>> begin DATA SECTION

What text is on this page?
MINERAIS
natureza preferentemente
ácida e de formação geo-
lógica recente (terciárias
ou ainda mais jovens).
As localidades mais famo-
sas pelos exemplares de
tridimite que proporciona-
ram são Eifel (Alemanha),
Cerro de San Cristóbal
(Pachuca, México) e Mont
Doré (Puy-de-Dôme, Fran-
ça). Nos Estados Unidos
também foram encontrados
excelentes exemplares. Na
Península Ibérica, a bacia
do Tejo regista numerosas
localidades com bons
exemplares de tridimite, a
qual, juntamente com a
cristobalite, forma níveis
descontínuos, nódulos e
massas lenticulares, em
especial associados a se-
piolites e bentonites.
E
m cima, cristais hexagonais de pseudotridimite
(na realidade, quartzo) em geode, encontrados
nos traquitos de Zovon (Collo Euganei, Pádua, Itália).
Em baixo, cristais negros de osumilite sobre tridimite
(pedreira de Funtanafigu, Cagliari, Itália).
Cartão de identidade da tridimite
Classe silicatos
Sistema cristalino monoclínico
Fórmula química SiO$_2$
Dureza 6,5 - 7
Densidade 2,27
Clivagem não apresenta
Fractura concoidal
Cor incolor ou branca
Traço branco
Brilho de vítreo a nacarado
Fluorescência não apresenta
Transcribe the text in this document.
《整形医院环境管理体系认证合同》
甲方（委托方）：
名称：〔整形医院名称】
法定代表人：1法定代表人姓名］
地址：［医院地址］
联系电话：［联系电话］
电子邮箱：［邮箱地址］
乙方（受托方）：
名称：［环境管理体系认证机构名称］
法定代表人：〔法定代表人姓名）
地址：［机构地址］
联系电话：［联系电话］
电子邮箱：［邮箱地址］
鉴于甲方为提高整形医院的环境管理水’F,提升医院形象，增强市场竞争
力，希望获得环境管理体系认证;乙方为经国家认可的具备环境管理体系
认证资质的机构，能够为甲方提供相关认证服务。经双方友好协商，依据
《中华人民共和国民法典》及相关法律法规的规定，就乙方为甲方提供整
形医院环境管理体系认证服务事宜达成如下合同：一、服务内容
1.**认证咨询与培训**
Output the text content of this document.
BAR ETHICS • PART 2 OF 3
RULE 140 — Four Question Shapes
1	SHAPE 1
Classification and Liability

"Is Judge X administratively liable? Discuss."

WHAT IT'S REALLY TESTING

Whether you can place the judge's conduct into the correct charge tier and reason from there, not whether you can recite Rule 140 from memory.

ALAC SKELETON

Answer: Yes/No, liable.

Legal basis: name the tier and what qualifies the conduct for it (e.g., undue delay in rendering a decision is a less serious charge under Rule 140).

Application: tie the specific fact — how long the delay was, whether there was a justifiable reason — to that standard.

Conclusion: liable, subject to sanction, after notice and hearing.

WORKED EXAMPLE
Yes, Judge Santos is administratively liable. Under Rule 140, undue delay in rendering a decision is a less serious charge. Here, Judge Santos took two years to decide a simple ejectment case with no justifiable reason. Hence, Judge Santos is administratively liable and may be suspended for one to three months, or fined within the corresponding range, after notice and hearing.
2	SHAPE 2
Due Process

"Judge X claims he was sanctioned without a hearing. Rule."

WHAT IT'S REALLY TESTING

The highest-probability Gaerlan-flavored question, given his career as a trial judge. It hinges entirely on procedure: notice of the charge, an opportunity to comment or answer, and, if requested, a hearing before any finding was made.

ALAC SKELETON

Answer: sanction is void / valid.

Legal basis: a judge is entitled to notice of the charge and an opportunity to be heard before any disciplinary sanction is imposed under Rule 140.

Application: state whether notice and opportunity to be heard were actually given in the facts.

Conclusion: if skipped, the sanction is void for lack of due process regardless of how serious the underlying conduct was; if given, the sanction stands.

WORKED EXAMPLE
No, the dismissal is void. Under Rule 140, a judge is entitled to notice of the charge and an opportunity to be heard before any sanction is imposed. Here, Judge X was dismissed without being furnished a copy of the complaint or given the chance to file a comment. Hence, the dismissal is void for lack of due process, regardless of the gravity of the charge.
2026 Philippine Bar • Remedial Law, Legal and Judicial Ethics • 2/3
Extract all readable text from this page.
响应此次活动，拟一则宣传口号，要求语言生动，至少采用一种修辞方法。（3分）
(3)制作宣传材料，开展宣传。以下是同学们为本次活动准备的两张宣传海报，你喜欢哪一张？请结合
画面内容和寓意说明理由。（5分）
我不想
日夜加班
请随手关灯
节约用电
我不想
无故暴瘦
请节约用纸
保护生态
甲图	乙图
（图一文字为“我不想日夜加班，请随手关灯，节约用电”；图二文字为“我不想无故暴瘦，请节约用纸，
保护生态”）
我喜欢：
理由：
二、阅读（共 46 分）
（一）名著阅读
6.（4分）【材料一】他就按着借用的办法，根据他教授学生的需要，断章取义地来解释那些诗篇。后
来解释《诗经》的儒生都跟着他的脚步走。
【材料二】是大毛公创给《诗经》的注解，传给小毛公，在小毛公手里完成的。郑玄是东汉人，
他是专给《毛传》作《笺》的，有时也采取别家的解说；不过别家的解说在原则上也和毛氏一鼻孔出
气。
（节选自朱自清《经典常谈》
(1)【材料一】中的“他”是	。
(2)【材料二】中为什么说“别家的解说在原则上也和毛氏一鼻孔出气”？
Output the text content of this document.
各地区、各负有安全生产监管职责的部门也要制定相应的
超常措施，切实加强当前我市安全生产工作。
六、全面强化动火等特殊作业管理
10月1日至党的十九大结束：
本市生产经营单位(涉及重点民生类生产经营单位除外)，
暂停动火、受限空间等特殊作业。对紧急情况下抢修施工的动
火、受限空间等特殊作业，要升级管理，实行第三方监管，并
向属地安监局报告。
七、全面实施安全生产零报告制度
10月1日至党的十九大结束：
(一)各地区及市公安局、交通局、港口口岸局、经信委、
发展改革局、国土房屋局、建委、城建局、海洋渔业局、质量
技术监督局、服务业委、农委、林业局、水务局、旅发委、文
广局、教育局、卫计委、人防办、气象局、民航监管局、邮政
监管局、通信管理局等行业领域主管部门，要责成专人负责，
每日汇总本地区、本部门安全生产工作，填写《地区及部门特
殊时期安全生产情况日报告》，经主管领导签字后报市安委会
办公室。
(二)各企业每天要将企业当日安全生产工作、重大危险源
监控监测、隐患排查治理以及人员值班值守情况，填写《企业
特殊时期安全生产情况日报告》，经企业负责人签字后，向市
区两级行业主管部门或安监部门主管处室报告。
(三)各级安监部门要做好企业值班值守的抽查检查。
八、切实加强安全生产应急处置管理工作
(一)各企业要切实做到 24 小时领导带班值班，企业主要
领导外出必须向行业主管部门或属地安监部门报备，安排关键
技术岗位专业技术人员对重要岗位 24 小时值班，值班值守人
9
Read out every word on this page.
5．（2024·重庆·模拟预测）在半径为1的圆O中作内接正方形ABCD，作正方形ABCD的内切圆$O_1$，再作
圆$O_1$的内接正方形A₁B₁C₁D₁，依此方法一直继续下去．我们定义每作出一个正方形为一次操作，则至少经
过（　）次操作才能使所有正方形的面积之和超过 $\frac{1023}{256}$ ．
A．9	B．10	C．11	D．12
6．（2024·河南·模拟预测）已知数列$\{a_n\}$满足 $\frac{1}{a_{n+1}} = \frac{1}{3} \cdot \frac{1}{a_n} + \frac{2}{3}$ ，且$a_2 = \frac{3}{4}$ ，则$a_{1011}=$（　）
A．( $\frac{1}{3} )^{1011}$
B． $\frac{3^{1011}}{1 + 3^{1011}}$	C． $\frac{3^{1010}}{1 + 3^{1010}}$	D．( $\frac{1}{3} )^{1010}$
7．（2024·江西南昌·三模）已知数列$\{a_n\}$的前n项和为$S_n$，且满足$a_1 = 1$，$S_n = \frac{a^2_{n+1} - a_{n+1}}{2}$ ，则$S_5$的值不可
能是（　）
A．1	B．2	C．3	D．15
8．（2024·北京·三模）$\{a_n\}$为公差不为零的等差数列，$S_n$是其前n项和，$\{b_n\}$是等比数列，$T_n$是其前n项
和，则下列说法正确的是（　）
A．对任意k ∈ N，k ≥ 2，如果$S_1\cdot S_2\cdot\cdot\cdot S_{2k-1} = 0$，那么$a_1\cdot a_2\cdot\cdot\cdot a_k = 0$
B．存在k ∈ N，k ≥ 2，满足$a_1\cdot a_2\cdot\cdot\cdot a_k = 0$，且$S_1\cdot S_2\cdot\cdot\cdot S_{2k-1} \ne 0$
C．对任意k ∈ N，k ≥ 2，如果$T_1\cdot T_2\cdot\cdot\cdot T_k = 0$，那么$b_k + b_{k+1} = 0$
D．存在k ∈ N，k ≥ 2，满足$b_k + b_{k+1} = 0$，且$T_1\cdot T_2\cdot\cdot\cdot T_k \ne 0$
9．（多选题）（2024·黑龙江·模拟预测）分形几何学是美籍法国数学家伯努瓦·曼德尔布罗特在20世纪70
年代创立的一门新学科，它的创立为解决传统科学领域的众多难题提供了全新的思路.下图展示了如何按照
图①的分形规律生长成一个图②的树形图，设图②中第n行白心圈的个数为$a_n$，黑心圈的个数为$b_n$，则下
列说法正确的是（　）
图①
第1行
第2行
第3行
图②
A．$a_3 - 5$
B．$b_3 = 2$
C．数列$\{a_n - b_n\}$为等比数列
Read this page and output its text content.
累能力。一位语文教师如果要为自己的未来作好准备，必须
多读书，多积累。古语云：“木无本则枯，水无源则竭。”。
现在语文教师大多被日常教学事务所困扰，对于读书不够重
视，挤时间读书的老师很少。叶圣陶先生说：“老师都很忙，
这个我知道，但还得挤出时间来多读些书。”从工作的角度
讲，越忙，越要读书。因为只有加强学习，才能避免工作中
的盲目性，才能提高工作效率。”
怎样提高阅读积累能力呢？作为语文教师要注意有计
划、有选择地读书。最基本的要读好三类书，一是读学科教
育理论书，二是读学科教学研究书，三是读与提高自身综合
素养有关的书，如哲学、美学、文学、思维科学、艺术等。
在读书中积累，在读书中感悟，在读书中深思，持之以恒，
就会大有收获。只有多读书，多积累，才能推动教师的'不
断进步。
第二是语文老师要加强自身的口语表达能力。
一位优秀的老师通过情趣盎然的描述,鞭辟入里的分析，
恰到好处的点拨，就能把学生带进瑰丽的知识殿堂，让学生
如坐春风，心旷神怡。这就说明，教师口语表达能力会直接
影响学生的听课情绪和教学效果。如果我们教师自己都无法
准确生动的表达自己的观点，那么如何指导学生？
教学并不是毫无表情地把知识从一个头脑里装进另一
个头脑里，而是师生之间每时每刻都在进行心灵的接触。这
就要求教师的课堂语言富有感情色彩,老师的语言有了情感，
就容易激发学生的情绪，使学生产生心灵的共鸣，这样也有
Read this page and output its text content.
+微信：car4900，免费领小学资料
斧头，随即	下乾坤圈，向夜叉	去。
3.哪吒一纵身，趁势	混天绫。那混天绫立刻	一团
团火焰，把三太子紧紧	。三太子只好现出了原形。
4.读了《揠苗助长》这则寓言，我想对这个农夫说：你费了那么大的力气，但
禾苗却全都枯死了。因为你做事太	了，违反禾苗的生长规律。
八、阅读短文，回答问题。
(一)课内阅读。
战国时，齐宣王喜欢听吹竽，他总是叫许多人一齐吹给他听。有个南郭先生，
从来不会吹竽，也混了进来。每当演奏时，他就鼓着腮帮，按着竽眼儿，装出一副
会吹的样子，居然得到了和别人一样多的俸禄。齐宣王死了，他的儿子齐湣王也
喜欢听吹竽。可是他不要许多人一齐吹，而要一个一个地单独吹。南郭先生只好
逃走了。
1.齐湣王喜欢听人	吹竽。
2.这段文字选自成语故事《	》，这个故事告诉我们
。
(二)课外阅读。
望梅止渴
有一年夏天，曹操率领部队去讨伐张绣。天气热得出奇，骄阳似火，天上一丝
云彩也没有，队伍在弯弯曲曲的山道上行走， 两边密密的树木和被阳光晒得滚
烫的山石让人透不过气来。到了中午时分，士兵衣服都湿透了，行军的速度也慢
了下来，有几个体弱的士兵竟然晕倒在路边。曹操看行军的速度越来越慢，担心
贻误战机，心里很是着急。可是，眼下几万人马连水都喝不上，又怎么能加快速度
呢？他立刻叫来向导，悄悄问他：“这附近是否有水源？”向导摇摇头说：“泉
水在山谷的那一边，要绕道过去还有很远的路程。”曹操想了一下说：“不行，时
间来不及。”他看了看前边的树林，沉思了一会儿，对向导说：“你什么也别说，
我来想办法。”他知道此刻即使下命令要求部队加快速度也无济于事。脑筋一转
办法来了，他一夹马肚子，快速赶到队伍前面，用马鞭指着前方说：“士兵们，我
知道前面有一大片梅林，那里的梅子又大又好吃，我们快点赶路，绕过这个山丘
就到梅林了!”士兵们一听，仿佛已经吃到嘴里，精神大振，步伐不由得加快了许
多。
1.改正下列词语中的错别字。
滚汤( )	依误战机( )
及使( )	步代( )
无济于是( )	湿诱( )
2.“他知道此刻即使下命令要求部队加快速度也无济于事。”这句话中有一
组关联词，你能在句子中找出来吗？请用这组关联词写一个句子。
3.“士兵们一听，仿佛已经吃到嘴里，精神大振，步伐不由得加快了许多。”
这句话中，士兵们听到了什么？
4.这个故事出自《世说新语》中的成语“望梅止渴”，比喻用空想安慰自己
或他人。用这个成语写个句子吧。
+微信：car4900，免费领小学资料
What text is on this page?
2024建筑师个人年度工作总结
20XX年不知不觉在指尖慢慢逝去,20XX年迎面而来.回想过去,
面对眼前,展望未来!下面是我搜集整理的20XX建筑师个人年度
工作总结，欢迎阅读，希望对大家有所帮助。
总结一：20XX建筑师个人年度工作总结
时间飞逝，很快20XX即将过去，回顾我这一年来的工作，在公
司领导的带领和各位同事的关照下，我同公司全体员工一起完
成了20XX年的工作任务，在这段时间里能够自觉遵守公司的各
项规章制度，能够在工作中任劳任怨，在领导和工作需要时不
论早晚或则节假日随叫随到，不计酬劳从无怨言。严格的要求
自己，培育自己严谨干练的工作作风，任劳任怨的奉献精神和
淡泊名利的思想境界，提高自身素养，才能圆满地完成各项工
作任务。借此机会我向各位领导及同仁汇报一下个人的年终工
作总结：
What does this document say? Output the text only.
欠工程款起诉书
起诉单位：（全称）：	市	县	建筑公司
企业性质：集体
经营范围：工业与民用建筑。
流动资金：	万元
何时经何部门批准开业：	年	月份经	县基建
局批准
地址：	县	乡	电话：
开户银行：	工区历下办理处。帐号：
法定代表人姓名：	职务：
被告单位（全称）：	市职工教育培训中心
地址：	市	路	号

>> end DATA SECTION

» WHAT TO WORK ON: From the entries above, select each line containing the string "after".

» REPLY:
Conclusion: liable, subject to sanction, after notice and hearing.
Yes, Judge Santos is administratively liable. Under Rule 140, undue delay in rendering a decision is a less serious charge. Here, Judge Santos took two years to decide a simple ejectment case with no justifiable reason. Hence, Judge Santos is administratively liable and may be suspended for one to three months, or fined within the corresponding range, after notice and hearing.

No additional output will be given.